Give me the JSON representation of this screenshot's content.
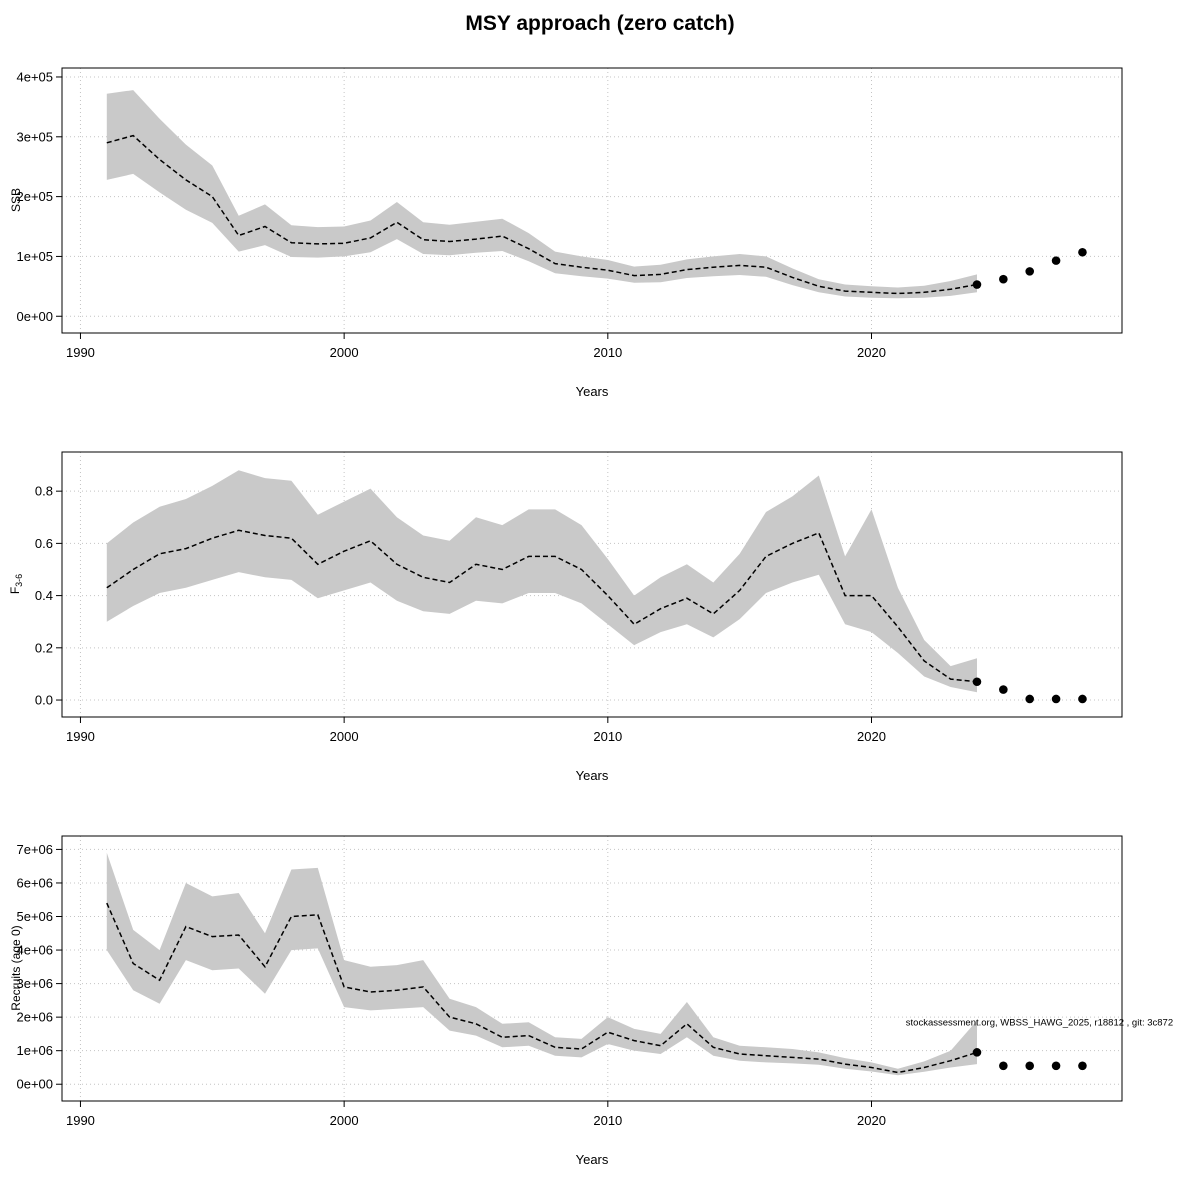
{
  "page": {
    "title": "MSY approach (zero catch)"
  },
  "annotation_credit": "stockassessment.org, WBSS_HAWG_2025, r18812 , git: 3c872",
  "chart_data": [
    {
      "type": "line",
      "name": "ssb",
      "title": "",
      "ylabel": "SSB",
      "xlabel": "Years",
      "xticks": [
        1990,
        2000,
        2010,
        2020
      ],
      "yticks": {
        "values": [
          0,
          100000,
          200000,
          300000,
          400000
        ],
        "labels": [
          "0e+00",
          "1e+05",
          "2e+05",
          "3e+05",
          "4e+05"
        ]
      },
      "xlim": [
        1989.3,
        2029.5
      ],
      "ylim": [
        -28000,
        415000
      ],
      "grid": true,
      "band_color": "#c9c9c9",
      "line_color": "#000000",
      "years": [
        1991,
        1992,
        1993,
        1994,
        1995,
        1996,
        1997,
        1998,
        1999,
        2000,
        2001,
        2002,
        2003,
        2004,
        2005,
        2006,
        2007,
        2008,
        2009,
        2010,
        2011,
        2012,
        2013,
        2014,
        2015,
        2016,
        2017,
        2018,
        2019,
        2020,
        2021,
        2022,
        2023,
        2024
      ],
      "values": [
        290000,
        302000,
        262000,
        228000,
        200000,
        135000,
        150000,
        123000,
        121000,
        122000,
        131000,
        157000,
        128000,
        125000,
        129000,
        134000,
        113000,
        88000,
        82000,
        77000,
        68000,
        70000,
        78000,
        82000,
        85000,
        82000,
        65000,
        50000,
        42000,
        40000,
        38000,
        40000,
        45000,
        53000
      ],
      "lower": [
        228000,
        238000,
        207000,
        178000,
        156000,
        108000,
        119000,
        99000,
        98000,
        100000,
        107000,
        129000,
        104000,
        102000,
        106000,
        109000,
        92000,
        72000,
        67000,
        63000,
        56000,
        57000,
        64000,
        67000,
        69000,
        66000,
        52000,
        40000,
        33000,
        31000,
        30000,
        31000,
        34000,
        40000
      ],
      "upper": [
        372000,
        378000,
        330000,
        287000,
        252000,
        168000,
        187000,
        152000,
        149000,
        150000,
        160000,
        191000,
        157000,
        153000,
        158000,
        163000,
        139000,
        108000,
        100000,
        94000,
        83000,
        86000,
        95000,
        100000,
        104000,
        100000,
        80000,
        62000,
        53000,
        50000,
        48000,
        51000,
        59000,
        70000
      ],
      "forecast": {
        "years": [
          2024,
          2025,
          2026,
          2027,
          2028
        ],
        "values": [
          53000,
          62000,
          75000,
          93000,
          107000
        ]
      }
    },
    {
      "type": "line",
      "name": "fbar",
      "title": "",
      "ylabel": {
        "main": "F",
        "sub": "3-6"
      },
      "xlabel": "Years",
      "xticks": [
        1990,
        2000,
        2010,
        2020
      ],
      "yticks": {
        "values": [
          0.0,
          0.2,
          0.4,
          0.6,
          0.8
        ],
        "labels": [
          "0.0",
          "0.2",
          "0.4",
          "0.6",
          "0.8"
        ]
      },
      "xlim": [
        1989.3,
        2029.5
      ],
      "ylim": [
        -0.065,
        0.95
      ],
      "grid": true,
      "band_color": "#c9c9c9",
      "line_color": "#000000",
      "years": [
        1991,
        1992,
        1993,
        1994,
        1995,
        1996,
        1997,
        1998,
        1999,
        2000,
        2001,
        2002,
        2003,
        2004,
        2005,
        2006,
        2007,
        2008,
        2009,
        2010,
        2011,
        2012,
        2013,
        2014,
        2015,
        2016,
        2017,
        2018,
        2019,
        2020,
        2021,
        2022,
        2023,
        2024
      ],
      "values": [
        0.43,
        0.5,
        0.56,
        0.58,
        0.62,
        0.65,
        0.63,
        0.62,
        0.52,
        0.57,
        0.61,
        0.52,
        0.47,
        0.45,
        0.52,
        0.5,
        0.55,
        0.55,
        0.5,
        0.4,
        0.29,
        0.35,
        0.39,
        0.33,
        0.42,
        0.55,
        0.6,
        0.64,
        0.4,
        0.4,
        0.28,
        0.15,
        0.08,
        0.07
      ],
      "lower": [
        0.3,
        0.36,
        0.41,
        0.43,
        0.46,
        0.49,
        0.47,
        0.46,
        0.39,
        0.42,
        0.45,
        0.38,
        0.34,
        0.33,
        0.38,
        0.37,
        0.41,
        0.41,
        0.37,
        0.29,
        0.21,
        0.26,
        0.29,
        0.24,
        0.31,
        0.41,
        0.45,
        0.48,
        0.29,
        0.26,
        0.18,
        0.09,
        0.05,
        0.03
      ],
      "upper": [
        0.6,
        0.68,
        0.74,
        0.77,
        0.82,
        0.88,
        0.85,
        0.84,
        0.71,
        0.76,
        0.81,
        0.7,
        0.63,
        0.61,
        0.7,
        0.67,
        0.73,
        0.73,
        0.67,
        0.54,
        0.4,
        0.47,
        0.52,
        0.45,
        0.56,
        0.72,
        0.78,
        0.86,
        0.55,
        0.73,
        0.43,
        0.23,
        0.13,
        0.16
      ],
      "forecast": {
        "years": [
          2024,
          2025,
          2026,
          2027,
          2028
        ],
        "values": [
          0.07,
          0.04,
          0.004,
          0.004,
          0.004
        ]
      }
    },
    {
      "type": "line",
      "name": "recruits",
      "title": "",
      "ylabel": "Recruits (age 0)",
      "xlabel": "Years",
      "xticks": [
        1990,
        2000,
        2010,
        2020
      ],
      "yticks": {
        "values": [
          0,
          1000000,
          2000000,
          3000000,
          4000000,
          5000000,
          6000000,
          7000000
        ],
        "labels": [
          "0e+00",
          "1e+06",
          "2e+06",
          "3e+06",
          "4e+06",
          "5e+06",
          "6e+06",
          "7e+06"
        ]
      },
      "xlim": [
        1989.3,
        2029.5
      ],
      "ylim": [
        -500000,
        7400000
      ],
      "grid": true,
      "band_color": "#c9c9c9",
      "line_color": "#000000",
      "years": [
        1991,
        1992,
        1993,
        1994,
        1995,
        1996,
        1997,
        1998,
        1999,
        2000,
        2001,
        2002,
        2003,
        2004,
        2005,
        2006,
        2007,
        2008,
        2009,
        2010,
        2011,
        2012,
        2013,
        2014,
        2015,
        2016,
        2017,
        2018,
        2019,
        2020,
        2021,
        2022,
        2023,
        2024
      ],
      "values": [
        5400000,
        3600000,
        3100000,
        4700000,
        4400000,
        4450000,
        3500000,
        5000000,
        5050000,
        2900000,
        2750000,
        2800000,
        2900000,
        2000000,
        1800000,
        1400000,
        1450000,
        1100000,
        1050000,
        1550000,
        1300000,
        1150000,
        1800000,
        1100000,
        900000,
        850000,
        800000,
        750000,
        600000,
        500000,
        350000,
        500000,
        700000,
        950000
      ],
      "lower": [
        4000000,
        2800000,
        2400000,
        3700000,
        3400000,
        3450000,
        2700000,
        4000000,
        4050000,
        2300000,
        2200000,
        2250000,
        2300000,
        1600000,
        1450000,
        1100000,
        1150000,
        850000,
        800000,
        1200000,
        1000000,
        900000,
        1400000,
        850000,
        700000,
        650000,
        620000,
        580000,
        460000,
        380000,
        270000,
        370000,
        500000,
        600000
      ],
      "upper": [
        6900000,
        4600000,
        4000000,
        6000000,
        5600000,
        5700000,
        4500000,
        6400000,
        6450000,
        3700000,
        3500000,
        3550000,
        3700000,
        2550000,
        2300000,
        1800000,
        1850000,
        1400000,
        1350000,
        2000000,
        1650000,
        1500000,
        2450000,
        1400000,
        1150000,
        1100000,
        1050000,
        950000,
        780000,
        650000,
        460000,
        680000,
        1000000,
        1900000
      ],
      "forecast": {
        "years": [
          2024,
          2025,
          2026,
          2027,
          2028
        ],
        "values": [
          950000,
          550000,
          550000,
          550000,
          550000
        ]
      },
      "annotation": {
        "text": "stockassessment.org, WBSS_HAWG_2025, r18812 , git: 3c872",
        "x": 2021.3,
        "y": 1750000
      }
    }
  ]
}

━━━━━━

From the listing above, collect each line in which the string "stockassessment" appears.

In response:
  "annotation_credit": "stockassessment.org, WBSS_HAWG_2025, r18812 , git: 3c872",
        "text": "stockassessment.org, WBSS_HAWG_2025, r18812 , git: 3c872",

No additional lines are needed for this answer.